[start of RECORDS TO PROCESS]

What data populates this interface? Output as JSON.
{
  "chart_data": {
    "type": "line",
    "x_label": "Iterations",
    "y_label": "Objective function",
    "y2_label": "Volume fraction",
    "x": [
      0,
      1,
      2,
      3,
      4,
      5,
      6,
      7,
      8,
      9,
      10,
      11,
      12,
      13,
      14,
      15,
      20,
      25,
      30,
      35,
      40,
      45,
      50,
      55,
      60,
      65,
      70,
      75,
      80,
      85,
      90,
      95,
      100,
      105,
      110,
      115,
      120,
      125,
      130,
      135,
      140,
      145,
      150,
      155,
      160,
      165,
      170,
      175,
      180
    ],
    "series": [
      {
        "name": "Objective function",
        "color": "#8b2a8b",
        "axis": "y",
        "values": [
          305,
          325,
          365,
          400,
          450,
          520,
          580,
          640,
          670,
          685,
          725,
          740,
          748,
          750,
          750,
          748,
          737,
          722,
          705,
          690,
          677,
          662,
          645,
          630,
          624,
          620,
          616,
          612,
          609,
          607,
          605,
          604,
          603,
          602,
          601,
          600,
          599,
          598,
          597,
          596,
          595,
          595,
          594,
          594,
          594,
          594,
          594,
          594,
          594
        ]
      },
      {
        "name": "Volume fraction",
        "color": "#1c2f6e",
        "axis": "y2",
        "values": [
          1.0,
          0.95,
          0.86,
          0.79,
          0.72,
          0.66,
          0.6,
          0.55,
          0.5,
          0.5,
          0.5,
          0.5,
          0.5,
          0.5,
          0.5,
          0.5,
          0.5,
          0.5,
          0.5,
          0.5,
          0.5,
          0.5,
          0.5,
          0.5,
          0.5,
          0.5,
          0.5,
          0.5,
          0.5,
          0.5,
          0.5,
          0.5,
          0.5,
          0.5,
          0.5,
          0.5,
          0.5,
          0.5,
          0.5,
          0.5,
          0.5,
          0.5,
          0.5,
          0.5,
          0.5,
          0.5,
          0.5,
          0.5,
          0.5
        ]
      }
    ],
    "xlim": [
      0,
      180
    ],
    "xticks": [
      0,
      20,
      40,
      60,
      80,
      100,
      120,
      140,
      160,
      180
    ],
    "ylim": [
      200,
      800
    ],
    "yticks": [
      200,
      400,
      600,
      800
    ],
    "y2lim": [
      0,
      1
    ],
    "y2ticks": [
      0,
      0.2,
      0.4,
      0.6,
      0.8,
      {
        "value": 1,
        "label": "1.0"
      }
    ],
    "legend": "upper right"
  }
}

[end of RECORDS TO PROCESS]

Recopy all the lines exactly as they appear.

WRITTEN REPLY |
What data populates this interface? Output as JSON.
{
  "chart_data": {
    "type": "line",
    "x_label": "Iterations",
    "y_label": "Objective function",
    "y2_label": "Volume fraction",
    "x": [
      0,
      1,
      2,
      3,
      4,
      5,
      6,
      7,
      8,
      9,
      10,
      11,
      12,
      13,
      14,
      15,
      20,
      25,
      30,
      35,
      40,
      45,
      50,
      55,
      60,
      65,
      70,
      75,
      80,
      85,
      90,
      95,
      100,
      105,
      110,
      115,
      120,
      125,
      130,
      135,
      140,
      145,
      150,
      155,
      160,
      165,
      170,
      175,
      180
    ],
    "series": [
      {
        "name": "Objective function",
        "color": "#8b2a8b",
        "axis": "y",
        "values": [
          305,
          325,
          365,
          400,
          450,
          520,
          580,
          640,
          670,
          685,
          725,
          740,
          748,
          750,
          750,
          748,
          737,
          722,
          705,
          690,
          677,
          662,
          645,
          630,
          624,
          620,
          616,
          612,
          609,
          607,
          605,
          604,
          603,
          602,
          601,
          600,
          599,
          598,
          597,
          596,
          595,
          595,
          594,
          594,
          594,
          594,
          594,
          594,
          594
        ]
      },
      {
        "name": "Volume fraction",
        "color": "#1c2f6e",
        "axis": "y2",
        "values": [
          1.0,
          0.95,
          0.86,
          0.79,
          0.72,
          0.66,
          0.6,
          0.55,
          0.5,
          0.5,
          0.5,
          0.5,
          0.5,
          0.5,
          0.5,
          0.5,
          0.5,
          0.5,
          0.5,
          0.5,
          0.5,
          0.5,
          0.5,
          0.5,
          0.5,
          0.5,
          0.5,
          0.5,
          0.5,
          0.5,
          0.5,
          0.5,
          0.5,
          0.5,
          0.5,
          0.5,
          0.5,
          0.5,
          0.5,
          0.5,
          0.5,
          0.5,
          0.5,
          0.5,
          0.5,
          0.5,
          0.5,
          0.5,
          0.5
        ]
      }
    ],
    "xlim": [
      0,
      180
    ],
    "xticks": [
      0,
      20,
      40,
      60,
      80,
      100,
      120,
      140,
      160,
      180
    ],
    "ylim": [
      200,
      800
    ],
    "yticks": [
      200,
      400,
      600,
      800
    ],
    "y2lim": [
      0,
      1
    ],
    "y2ticks": [
      0,
      0.2,
      0.4,
      0.6,
      0.8,
      {
        "value": 1,
        "label": "1.0"
      }
    ],
    "legend": "upper right"
  }
}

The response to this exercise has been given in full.